Instructions to follow: Do not carry the pictures over; copy every other part of the entries exactly.
[Start of Rows]
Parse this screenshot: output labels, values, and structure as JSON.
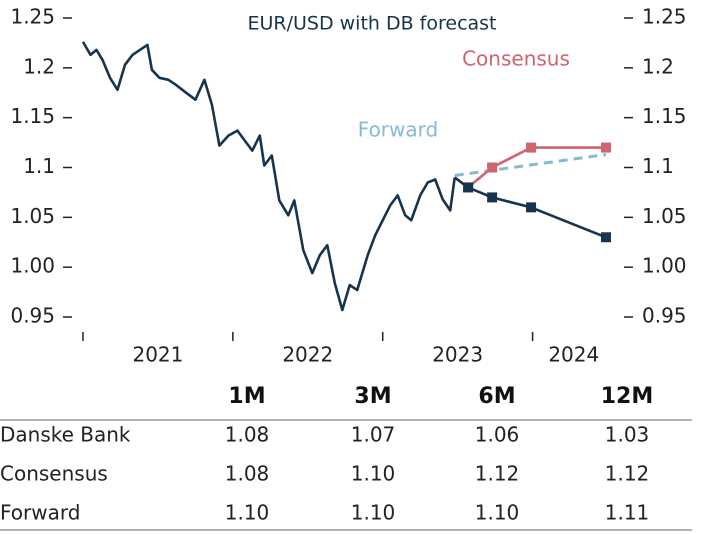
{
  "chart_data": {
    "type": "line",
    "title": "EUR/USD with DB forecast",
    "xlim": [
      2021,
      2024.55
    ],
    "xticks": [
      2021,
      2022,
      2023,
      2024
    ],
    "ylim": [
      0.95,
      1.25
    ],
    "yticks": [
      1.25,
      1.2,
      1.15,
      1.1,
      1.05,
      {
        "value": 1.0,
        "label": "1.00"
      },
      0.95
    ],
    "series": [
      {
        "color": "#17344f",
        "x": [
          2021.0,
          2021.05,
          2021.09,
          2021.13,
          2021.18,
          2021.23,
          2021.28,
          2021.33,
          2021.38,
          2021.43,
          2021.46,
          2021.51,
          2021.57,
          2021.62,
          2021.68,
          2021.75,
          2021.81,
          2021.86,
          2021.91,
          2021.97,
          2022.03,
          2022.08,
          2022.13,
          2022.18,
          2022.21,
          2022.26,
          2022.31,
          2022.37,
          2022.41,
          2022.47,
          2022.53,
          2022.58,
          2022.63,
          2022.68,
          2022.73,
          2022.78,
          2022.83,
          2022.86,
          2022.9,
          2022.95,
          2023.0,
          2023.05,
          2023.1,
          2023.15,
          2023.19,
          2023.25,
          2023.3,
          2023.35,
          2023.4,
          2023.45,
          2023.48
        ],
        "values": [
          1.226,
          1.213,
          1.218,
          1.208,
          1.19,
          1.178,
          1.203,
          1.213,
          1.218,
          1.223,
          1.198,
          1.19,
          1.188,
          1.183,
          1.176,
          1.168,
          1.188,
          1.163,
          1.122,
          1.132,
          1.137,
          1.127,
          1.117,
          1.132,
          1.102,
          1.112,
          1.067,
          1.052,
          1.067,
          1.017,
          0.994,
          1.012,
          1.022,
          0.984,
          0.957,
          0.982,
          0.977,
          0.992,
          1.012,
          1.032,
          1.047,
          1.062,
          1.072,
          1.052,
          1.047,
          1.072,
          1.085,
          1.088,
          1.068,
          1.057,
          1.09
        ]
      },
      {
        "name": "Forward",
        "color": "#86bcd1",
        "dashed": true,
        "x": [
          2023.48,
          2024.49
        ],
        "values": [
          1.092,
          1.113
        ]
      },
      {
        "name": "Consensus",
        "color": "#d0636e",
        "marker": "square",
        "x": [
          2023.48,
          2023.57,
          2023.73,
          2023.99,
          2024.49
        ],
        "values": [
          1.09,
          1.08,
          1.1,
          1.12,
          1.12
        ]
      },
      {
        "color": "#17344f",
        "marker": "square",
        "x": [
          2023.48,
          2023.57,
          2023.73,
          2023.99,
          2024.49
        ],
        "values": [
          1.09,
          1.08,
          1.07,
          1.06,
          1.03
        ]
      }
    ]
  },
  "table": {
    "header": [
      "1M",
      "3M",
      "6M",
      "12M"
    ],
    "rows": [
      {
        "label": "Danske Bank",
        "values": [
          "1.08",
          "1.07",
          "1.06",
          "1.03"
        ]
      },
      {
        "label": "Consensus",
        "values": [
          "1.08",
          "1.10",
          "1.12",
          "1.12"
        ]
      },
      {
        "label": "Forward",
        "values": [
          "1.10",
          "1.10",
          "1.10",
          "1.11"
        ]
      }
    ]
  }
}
[End of Rows]
Response to the task:
Parse this screenshot: output labels, values, and structure as JSON.
{
  "chart_data": {
    "type": "line",
    "title": "EUR/USD with DB forecast",
    "xlim": [
      2021,
      2024.55
    ],
    "xticks": [
      2021,
      2022,
      2023,
      2024
    ],
    "ylim": [
      0.95,
      1.25
    ],
    "yticks": [
      1.25,
      1.2,
      1.15,
      1.1,
      1.05,
      {
        "value": 1.0,
        "label": "1.00"
      },
      0.95
    ],
    "series": [
      {
        "color": "#17344f",
        "x": [
          2021.0,
          2021.05,
          2021.09,
          2021.13,
          2021.18,
          2021.23,
          2021.28,
          2021.33,
          2021.38,
          2021.43,
          2021.46,
          2021.51,
          2021.57,
          2021.62,
          2021.68,
          2021.75,
          2021.81,
          2021.86,
          2021.91,
          2021.97,
          2022.03,
          2022.08,
          2022.13,
          2022.18,
          2022.21,
          2022.26,
          2022.31,
          2022.37,
          2022.41,
          2022.47,
          2022.53,
          2022.58,
          2022.63,
          2022.68,
          2022.73,
          2022.78,
          2022.83,
          2022.86,
          2022.9,
          2022.95,
          2023.0,
          2023.05,
          2023.1,
          2023.15,
          2023.19,
          2023.25,
          2023.3,
          2023.35,
          2023.4,
          2023.45,
          2023.48
        ],
        "values": [
          1.226,
          1.213,
          1.218,
          1.208,
          1.19,
          1.178,
          1.203,
          1.213,
          1.218,
          1.223,
          1.198,
          1.19,
          1.188,
          1.183,
          1.176,
          1.168,
          1.188,
          1.163,
          1.122,
          1.132,
          1.137,
          1.127,
          1.117,
          1.132,
          1.102,
          1.112,
          1.067,
          1.052,
          1.067,
          1.017,
          0.994,
          1.012,
          1.022,
          0.984,
          0.957,
          0.982,
          0.977,
          0.992,
          1.012,
          1.032,
          1.047,
          1.062,
          1.072,
          1.052,
          1.047,
          1.072,
          1.085,
          1.088,
          1.068,
          1.057,
          1.09
        ]
      },
      {
        "name": "Forward",
        "color": "#86bcd1",
        "dashed": true,
        "x": [
          2023.48,
          2024.49
        ],
        "values": [
          1.092,
          1.113
        ]
      },
      {
        "name": "Consensus",
        "color": "#d0636e",
        "marker": "square",
        "x": [
          2023.48,
          2023.57,
          2023.73,
          2023.99,
          2024.49
        ],
        "values": [
          1.09,
          1.08,
          1.1,
          1.12,
          1.12
        ]
      },
      {
        "color": "#17344f",
        "marker": "square",
        "x": [
          2023.48,
          2023.57,
          2023.73,
          2023.99,
          2024.49
        ],
        "values": [
          1.09,
          1.08,
          1.07,
          1.06,
          1.03
        ]
      }
    ]
  },
  "table": {
    "header": [
      "1M",
      "3M",
      "6M",
      "12M"
    ],
    "rows": [
      {
        "label": "Danske Bank",
        "values": [
          "1.08",
          "1.07",
          "1.06",
          "1.03"
        ]
      },
      {
        "label": "Consensus",
        "values": [
          "1.08",
          "1.10",
          "1.12",
          "1.12"
        ]
      },
      {
        "label": "Forward",
        "values": [
          "1.10",
          "1.10",
          "1.10",
          "1.11"
        ]
      }
    ]
  }
}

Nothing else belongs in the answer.